Take from the listing each line that has the string "server".

"""

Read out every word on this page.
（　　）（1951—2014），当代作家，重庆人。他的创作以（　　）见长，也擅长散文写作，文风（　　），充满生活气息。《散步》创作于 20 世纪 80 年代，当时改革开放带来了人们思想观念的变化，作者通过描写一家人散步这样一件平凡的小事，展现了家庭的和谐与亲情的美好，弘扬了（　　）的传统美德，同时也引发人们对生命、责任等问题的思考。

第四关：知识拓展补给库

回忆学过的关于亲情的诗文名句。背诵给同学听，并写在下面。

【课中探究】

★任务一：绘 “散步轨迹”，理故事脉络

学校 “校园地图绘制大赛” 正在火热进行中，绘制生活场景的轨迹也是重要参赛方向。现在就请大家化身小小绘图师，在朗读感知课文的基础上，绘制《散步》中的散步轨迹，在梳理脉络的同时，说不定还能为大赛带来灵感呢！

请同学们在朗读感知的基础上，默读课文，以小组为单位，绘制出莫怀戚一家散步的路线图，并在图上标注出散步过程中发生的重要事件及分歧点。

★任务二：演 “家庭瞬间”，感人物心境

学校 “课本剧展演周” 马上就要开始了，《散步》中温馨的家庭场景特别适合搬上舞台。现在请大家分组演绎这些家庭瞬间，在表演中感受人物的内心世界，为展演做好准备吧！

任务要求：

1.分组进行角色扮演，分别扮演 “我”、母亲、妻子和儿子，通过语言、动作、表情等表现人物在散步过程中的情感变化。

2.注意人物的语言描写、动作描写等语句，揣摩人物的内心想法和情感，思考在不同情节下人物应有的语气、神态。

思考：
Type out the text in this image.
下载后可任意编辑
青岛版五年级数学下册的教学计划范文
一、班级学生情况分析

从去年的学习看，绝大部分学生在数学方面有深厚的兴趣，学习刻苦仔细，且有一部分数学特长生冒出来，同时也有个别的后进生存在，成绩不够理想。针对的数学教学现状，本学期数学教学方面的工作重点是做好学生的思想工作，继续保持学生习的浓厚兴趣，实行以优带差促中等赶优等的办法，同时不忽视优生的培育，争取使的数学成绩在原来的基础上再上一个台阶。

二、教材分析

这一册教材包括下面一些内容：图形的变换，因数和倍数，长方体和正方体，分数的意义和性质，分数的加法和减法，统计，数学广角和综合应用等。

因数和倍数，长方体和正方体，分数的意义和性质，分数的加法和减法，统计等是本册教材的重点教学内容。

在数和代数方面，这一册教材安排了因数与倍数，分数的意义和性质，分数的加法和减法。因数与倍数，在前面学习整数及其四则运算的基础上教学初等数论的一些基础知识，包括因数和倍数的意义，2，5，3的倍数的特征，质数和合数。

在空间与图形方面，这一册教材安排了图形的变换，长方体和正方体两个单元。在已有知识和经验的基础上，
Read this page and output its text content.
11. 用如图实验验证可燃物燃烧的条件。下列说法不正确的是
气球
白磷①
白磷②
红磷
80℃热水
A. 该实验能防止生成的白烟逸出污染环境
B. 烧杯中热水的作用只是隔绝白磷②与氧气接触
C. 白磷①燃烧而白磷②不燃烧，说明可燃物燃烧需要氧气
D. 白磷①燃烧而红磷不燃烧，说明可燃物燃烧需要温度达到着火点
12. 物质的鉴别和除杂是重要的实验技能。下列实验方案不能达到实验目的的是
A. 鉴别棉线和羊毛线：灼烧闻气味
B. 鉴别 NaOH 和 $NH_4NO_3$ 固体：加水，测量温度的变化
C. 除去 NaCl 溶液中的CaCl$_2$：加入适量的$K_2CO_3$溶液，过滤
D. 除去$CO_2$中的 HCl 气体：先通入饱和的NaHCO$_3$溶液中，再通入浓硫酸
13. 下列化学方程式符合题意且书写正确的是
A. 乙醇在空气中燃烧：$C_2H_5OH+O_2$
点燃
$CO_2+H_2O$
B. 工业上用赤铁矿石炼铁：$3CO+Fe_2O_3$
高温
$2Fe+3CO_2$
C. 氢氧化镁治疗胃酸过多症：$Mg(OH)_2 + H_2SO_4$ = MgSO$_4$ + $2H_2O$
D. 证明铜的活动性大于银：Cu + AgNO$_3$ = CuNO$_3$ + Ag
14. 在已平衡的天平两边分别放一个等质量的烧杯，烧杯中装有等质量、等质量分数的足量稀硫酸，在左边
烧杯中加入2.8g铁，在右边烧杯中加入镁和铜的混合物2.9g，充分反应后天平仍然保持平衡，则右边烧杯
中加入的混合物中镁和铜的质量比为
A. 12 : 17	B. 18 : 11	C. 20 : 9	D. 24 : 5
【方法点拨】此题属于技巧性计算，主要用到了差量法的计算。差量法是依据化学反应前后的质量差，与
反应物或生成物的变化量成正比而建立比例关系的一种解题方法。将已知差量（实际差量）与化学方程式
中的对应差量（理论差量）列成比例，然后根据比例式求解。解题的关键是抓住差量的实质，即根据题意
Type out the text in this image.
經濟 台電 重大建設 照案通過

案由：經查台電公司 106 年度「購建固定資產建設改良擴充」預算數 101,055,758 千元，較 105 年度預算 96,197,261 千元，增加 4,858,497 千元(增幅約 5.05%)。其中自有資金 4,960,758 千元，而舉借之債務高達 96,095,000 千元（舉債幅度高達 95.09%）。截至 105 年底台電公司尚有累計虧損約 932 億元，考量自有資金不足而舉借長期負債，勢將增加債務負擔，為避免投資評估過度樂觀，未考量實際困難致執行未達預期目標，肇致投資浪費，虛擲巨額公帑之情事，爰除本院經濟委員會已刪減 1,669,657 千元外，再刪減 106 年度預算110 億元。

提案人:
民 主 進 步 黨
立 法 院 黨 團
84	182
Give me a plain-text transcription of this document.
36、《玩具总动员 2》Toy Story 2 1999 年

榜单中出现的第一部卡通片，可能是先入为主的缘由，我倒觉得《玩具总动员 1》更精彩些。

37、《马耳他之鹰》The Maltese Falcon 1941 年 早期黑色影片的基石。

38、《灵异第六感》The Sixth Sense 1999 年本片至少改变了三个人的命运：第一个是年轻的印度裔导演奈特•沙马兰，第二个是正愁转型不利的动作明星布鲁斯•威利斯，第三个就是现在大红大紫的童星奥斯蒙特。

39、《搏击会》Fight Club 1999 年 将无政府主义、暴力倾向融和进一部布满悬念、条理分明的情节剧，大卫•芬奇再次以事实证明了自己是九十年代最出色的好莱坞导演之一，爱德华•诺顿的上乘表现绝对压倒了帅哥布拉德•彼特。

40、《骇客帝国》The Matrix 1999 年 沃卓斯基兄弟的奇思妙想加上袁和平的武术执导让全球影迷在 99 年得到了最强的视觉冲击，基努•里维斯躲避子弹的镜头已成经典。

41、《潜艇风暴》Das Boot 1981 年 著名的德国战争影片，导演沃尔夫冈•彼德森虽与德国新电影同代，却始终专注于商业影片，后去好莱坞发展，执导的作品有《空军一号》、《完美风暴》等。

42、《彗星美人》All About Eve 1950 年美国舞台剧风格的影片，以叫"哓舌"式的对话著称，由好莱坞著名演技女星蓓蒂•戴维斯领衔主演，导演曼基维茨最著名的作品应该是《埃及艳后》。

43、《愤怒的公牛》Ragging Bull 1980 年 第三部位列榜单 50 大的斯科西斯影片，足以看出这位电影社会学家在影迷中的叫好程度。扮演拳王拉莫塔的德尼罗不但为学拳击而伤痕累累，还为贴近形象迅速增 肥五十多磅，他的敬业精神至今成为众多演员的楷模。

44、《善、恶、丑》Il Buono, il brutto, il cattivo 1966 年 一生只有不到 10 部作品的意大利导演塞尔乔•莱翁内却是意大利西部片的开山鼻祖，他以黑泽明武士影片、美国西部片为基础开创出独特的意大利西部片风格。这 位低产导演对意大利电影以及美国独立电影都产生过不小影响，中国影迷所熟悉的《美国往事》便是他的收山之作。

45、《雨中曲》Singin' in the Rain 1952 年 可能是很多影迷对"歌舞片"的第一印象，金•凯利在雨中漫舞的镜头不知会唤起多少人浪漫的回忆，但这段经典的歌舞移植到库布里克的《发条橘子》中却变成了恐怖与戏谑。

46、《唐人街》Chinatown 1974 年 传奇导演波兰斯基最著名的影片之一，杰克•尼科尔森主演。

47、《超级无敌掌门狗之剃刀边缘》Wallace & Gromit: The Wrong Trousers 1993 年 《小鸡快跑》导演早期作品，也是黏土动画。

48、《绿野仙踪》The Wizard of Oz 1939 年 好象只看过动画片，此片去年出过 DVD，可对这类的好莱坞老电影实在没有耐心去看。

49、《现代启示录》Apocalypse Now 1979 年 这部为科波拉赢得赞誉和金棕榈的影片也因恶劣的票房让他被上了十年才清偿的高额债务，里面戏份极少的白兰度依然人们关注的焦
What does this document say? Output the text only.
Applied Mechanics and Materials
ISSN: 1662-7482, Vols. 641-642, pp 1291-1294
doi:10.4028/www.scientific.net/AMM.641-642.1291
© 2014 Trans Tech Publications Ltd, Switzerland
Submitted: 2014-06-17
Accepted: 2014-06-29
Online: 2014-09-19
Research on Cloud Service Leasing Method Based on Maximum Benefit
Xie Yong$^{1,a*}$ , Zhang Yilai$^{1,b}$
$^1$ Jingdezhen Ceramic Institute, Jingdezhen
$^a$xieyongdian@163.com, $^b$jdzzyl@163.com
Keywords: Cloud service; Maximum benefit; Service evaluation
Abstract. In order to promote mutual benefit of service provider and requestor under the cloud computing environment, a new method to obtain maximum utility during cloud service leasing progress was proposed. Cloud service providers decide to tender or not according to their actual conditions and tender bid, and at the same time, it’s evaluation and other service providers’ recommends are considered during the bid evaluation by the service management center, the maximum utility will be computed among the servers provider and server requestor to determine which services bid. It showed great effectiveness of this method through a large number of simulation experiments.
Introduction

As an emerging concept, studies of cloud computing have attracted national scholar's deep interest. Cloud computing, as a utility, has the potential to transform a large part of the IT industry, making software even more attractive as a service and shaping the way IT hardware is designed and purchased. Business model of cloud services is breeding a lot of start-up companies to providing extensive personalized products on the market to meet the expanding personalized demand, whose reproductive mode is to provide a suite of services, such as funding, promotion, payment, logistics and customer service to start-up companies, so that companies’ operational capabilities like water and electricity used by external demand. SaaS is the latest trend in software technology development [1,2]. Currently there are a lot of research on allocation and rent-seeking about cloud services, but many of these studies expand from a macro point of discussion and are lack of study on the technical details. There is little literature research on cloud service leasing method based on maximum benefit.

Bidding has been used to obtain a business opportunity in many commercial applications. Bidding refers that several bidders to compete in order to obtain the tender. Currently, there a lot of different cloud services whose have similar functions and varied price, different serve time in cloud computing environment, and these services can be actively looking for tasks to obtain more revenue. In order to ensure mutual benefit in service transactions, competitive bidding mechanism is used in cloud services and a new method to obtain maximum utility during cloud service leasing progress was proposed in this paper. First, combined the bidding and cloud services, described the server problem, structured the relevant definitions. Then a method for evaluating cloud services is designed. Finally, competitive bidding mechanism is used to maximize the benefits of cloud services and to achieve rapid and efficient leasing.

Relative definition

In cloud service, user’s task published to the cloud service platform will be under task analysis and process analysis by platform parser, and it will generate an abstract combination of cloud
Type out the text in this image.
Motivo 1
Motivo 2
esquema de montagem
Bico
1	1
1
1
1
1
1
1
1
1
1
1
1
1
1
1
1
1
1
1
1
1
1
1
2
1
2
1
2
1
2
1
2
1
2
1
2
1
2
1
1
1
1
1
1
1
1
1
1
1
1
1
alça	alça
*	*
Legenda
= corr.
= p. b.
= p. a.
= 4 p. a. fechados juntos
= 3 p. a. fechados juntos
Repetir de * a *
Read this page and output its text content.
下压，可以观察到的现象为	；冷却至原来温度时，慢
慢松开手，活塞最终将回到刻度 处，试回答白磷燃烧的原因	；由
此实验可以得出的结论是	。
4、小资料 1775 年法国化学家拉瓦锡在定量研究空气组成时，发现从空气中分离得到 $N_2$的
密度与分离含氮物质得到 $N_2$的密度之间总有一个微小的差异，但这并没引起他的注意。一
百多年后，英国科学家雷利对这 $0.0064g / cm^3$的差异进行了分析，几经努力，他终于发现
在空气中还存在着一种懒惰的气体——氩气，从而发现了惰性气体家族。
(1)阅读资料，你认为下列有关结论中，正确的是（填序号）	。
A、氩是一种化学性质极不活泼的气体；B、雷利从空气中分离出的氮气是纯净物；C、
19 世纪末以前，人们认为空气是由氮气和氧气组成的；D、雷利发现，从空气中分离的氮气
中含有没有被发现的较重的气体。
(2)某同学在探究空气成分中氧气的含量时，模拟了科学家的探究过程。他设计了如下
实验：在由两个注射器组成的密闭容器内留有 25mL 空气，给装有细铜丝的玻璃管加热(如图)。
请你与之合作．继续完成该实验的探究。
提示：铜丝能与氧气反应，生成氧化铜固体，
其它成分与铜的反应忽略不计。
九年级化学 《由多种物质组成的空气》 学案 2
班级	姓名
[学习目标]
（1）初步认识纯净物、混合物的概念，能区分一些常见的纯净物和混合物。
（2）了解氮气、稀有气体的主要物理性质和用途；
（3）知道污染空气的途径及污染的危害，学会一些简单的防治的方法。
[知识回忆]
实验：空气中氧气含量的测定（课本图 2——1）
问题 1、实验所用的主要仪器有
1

"""

Result below
Abstract. In order to promote mutual benefit of service provider and requestor under the cloud computing environment, a new method to obtain maximum utility during cloud service leasing progress was proposed. Cloud service providers decide to tender or not according to their actual conditions and tender bid, and at the same time, it’s evaluation and other service providers’ recommends are considered during the bid evaluation by the service management center, the maximum utility will be computed among the servers provider and server requestor to determine which services bid. It showed great effectiveness of this method through a large number of simulation experiments.
Bidding has been used to obtain a business opportunity in many commercial applications. Bidding refers that several bidders to compete in order to obtain the tender. Currently, there a lot of different cloud services whose have similar functions and varied price, different serve time in cloud computing environment, and these services can be actively looking for tasks to obtain more revenue. In order to ensure mutual benefit in service transactions, competitive bidding mechanism is used in cloud services and a new method to obtain maximum utility during cloud service leasing progress was proposed in this paper. First, combined the bidding and cloud services, described the server problem, structured the relevant definitions. Then a method for evaluating cloud services is designed. Finally, competitive bidding mechanism is used to maximize the benefits of cloud services and to achieve rapid and efficient leasing.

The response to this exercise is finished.